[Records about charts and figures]
-------

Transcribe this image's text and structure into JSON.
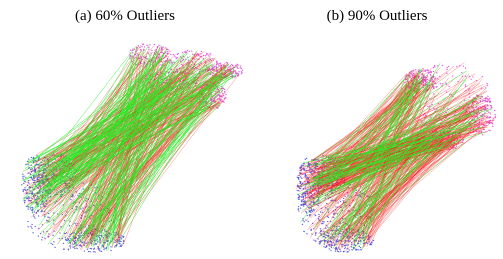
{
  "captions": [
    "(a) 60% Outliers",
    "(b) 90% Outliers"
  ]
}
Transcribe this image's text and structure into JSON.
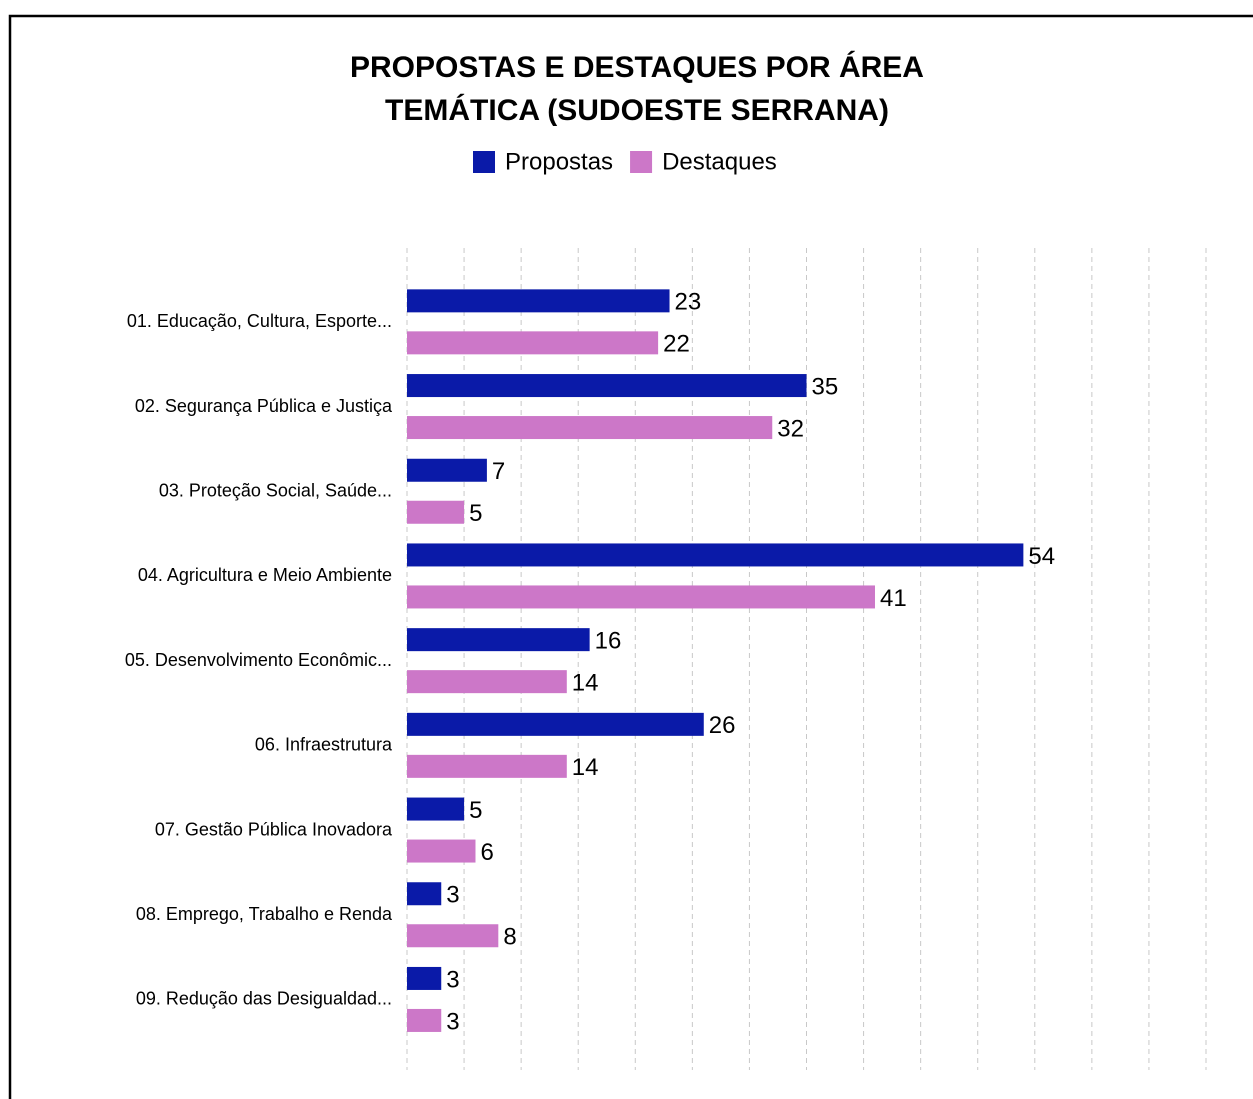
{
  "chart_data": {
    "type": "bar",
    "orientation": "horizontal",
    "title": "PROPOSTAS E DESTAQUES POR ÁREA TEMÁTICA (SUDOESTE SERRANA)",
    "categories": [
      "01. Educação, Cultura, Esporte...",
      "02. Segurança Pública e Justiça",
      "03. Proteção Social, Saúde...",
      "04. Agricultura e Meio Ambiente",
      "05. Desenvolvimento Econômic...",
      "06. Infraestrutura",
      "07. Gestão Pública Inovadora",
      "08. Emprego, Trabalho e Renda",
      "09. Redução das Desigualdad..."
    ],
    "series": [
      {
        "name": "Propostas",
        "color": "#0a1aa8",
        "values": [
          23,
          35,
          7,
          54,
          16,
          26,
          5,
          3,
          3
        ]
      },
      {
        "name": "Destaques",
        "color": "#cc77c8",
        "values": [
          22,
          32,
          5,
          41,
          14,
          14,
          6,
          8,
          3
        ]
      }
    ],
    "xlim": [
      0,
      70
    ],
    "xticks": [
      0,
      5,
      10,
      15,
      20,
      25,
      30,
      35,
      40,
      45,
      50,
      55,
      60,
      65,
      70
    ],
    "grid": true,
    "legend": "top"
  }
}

-------

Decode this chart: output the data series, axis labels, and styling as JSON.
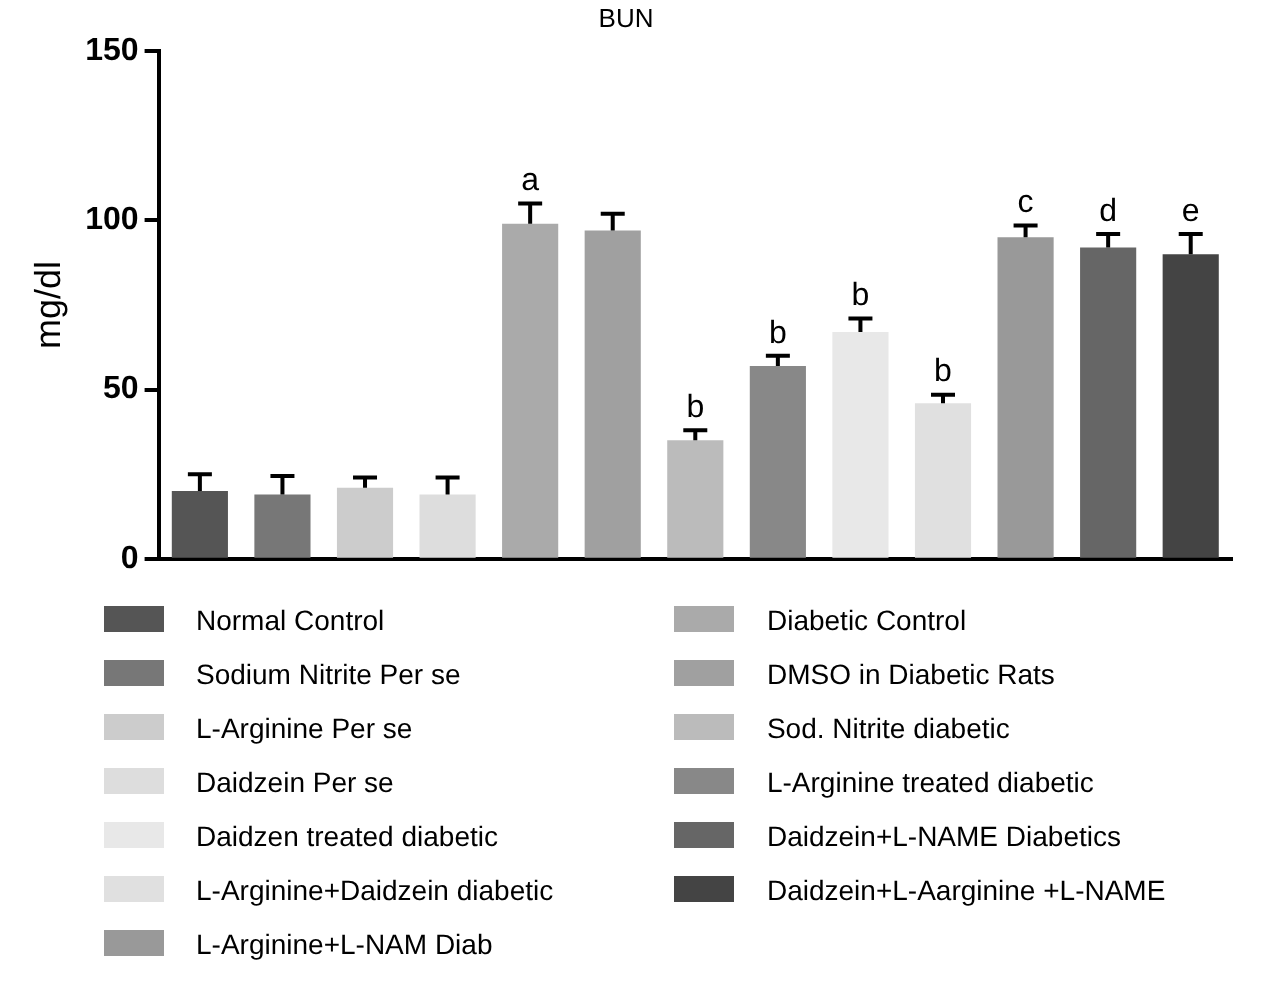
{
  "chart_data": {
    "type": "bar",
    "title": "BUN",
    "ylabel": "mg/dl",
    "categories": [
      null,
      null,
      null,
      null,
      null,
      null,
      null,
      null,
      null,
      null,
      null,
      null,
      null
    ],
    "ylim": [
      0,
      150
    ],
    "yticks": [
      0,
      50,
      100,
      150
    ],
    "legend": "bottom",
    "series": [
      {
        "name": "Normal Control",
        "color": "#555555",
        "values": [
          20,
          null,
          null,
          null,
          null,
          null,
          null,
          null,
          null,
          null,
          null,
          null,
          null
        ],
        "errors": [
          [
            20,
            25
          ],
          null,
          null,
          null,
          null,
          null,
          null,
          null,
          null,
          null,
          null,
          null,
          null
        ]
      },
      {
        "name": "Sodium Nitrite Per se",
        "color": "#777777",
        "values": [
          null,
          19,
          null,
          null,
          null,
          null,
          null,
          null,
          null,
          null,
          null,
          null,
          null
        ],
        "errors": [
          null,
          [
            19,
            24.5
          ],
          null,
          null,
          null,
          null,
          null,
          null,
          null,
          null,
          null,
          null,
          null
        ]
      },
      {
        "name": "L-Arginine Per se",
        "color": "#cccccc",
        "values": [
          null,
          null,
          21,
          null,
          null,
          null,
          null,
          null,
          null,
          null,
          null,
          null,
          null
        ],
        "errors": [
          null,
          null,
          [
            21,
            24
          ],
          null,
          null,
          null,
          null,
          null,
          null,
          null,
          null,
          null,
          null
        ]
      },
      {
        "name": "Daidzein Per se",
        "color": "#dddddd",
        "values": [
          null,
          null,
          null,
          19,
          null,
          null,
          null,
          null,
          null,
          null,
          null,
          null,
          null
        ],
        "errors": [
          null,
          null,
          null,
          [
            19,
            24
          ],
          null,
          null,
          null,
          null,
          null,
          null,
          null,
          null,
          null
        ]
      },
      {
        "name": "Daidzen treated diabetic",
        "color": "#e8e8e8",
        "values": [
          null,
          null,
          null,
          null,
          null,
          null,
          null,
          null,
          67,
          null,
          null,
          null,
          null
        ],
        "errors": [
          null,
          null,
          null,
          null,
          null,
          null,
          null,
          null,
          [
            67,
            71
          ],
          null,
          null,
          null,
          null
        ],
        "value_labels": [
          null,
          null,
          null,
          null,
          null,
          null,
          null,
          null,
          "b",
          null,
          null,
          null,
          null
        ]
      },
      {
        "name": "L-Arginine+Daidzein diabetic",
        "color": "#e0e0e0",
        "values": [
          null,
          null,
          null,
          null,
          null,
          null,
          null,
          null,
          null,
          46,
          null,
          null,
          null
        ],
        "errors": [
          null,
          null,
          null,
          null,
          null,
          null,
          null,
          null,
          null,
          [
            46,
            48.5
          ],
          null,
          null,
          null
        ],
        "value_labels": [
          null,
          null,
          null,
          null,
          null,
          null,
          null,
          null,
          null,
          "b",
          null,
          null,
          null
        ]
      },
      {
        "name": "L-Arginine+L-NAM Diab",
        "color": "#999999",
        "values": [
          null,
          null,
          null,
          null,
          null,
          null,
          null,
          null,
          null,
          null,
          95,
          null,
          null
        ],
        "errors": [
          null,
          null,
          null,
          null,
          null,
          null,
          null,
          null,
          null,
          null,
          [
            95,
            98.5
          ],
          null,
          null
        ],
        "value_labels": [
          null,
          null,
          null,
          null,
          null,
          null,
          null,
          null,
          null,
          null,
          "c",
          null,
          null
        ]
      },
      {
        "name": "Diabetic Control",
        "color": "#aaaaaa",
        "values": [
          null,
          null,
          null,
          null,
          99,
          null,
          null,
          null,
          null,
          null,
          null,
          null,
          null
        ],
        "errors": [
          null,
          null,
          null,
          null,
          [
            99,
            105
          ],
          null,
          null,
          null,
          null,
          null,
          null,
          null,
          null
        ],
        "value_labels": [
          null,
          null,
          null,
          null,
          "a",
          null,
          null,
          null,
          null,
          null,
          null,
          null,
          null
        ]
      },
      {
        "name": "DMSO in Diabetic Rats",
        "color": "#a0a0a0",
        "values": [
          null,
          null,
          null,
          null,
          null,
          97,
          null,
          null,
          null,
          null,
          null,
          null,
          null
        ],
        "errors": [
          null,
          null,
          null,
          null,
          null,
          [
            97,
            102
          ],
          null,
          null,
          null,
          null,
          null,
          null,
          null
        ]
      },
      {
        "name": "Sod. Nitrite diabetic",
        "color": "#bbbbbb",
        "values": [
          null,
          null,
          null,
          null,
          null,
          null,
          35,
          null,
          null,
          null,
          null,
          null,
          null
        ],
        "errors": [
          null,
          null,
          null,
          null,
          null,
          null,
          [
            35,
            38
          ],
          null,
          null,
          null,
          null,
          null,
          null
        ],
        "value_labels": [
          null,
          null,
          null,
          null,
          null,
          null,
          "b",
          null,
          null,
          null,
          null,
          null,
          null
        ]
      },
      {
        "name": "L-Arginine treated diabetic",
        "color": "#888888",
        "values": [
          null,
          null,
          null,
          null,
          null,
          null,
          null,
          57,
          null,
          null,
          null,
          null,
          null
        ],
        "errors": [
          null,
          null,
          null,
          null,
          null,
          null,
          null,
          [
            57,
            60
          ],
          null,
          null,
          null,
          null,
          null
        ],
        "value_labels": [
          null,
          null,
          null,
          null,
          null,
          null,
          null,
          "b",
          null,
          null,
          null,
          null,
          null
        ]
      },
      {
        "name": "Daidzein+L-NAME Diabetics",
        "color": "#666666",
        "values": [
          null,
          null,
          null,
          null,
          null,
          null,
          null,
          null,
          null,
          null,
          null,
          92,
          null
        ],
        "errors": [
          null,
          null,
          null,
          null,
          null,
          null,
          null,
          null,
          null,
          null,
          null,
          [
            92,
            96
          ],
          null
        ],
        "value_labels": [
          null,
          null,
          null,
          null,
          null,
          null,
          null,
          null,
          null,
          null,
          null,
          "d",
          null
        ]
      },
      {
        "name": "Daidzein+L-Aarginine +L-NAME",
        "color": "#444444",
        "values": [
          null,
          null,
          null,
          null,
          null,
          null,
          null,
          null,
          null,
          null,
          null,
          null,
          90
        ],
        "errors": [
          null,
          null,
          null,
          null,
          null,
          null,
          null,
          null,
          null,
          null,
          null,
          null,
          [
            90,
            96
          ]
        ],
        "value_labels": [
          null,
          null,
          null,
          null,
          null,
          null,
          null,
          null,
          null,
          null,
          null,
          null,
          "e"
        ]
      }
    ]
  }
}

-------

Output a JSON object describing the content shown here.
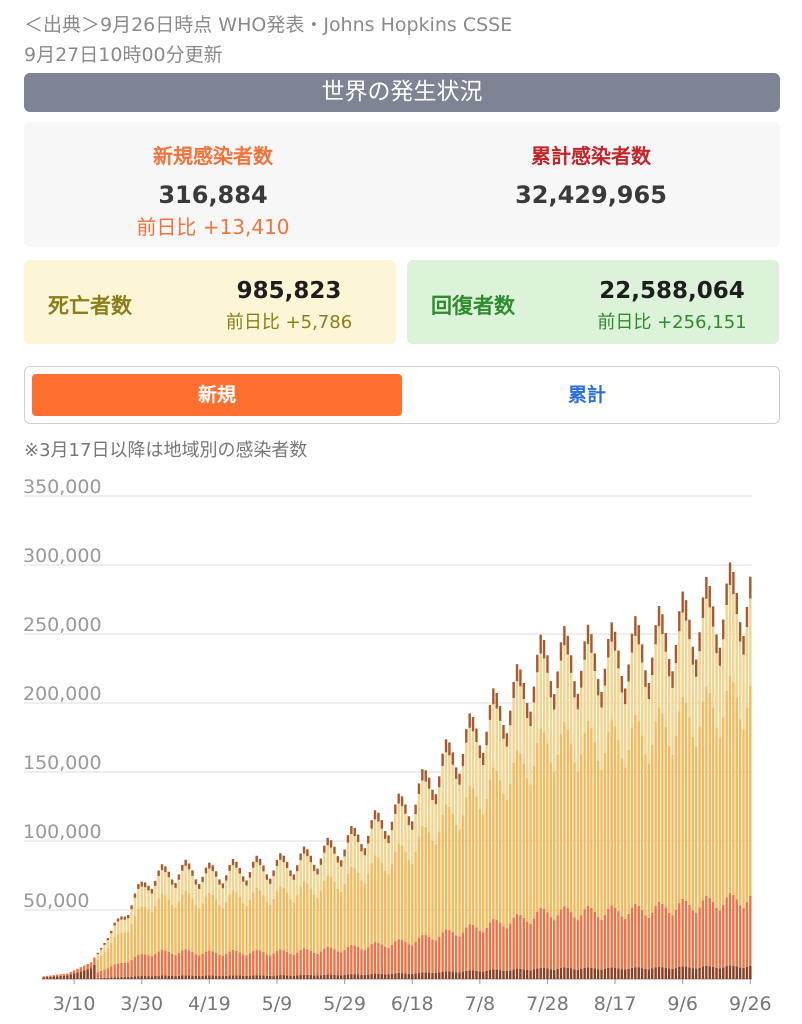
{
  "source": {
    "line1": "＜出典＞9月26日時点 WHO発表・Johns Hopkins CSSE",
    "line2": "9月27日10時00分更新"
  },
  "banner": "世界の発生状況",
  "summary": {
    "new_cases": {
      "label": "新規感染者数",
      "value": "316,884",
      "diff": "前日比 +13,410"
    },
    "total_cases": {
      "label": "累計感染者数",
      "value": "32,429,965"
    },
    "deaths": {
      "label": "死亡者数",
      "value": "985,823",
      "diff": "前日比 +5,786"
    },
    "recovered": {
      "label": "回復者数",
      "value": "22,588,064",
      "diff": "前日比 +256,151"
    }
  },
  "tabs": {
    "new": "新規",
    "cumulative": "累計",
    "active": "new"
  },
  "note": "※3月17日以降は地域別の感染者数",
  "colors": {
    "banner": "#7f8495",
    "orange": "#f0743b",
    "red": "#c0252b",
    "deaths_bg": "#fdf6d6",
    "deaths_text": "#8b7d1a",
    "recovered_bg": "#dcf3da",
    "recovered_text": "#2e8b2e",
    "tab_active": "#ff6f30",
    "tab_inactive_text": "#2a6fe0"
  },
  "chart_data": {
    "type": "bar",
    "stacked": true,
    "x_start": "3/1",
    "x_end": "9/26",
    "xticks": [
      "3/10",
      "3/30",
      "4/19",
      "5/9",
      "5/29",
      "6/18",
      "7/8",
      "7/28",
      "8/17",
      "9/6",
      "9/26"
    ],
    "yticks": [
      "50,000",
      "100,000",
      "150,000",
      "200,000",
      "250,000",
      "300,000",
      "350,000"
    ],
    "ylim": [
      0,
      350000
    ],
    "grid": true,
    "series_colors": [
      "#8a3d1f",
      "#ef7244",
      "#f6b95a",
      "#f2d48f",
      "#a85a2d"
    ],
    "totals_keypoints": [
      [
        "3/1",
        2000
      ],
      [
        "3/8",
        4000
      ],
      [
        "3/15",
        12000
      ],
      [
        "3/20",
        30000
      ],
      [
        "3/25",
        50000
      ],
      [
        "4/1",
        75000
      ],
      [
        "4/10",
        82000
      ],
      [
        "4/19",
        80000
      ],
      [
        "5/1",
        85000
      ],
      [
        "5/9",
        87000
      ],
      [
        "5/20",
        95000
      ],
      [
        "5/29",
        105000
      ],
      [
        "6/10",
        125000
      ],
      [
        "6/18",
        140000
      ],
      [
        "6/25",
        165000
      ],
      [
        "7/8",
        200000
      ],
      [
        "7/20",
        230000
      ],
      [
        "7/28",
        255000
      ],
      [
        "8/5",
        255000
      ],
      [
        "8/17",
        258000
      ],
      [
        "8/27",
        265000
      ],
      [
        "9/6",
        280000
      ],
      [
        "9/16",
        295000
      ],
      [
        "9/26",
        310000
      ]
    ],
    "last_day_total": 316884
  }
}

-------

To be done:
All lines holding the word "treated" should be picked out and copied.

Correct output:
        "name": "Daidzen treated diabetic",
        "name": "L-Arginine treated diabetic",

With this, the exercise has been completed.